● EXERCISE PROMPT
Read through the records below and copy each line that uses the word "label".

————

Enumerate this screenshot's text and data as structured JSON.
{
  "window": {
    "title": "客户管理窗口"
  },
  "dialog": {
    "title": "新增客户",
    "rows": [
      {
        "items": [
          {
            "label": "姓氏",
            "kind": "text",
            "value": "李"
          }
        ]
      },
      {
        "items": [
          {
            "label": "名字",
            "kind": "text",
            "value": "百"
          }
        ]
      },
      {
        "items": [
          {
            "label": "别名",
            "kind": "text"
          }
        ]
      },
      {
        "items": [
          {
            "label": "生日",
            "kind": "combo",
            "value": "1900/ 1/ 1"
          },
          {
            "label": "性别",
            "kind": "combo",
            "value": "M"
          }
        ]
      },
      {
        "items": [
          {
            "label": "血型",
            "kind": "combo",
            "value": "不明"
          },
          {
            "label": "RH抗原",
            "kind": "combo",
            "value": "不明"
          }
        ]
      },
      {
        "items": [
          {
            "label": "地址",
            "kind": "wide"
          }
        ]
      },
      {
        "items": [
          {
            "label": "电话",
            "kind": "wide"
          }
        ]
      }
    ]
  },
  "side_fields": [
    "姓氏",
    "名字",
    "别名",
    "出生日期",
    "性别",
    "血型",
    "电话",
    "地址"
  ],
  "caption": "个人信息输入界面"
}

————

● EXPECTED ANSWER
            "label": "姓氏",
            "label": "名字",
            "label": "别名",
            "label": "生日",
            "label": "性别",
            "label": "血型",
            "label": "RH抗原",
            "label": "地址",
            "label": "电话",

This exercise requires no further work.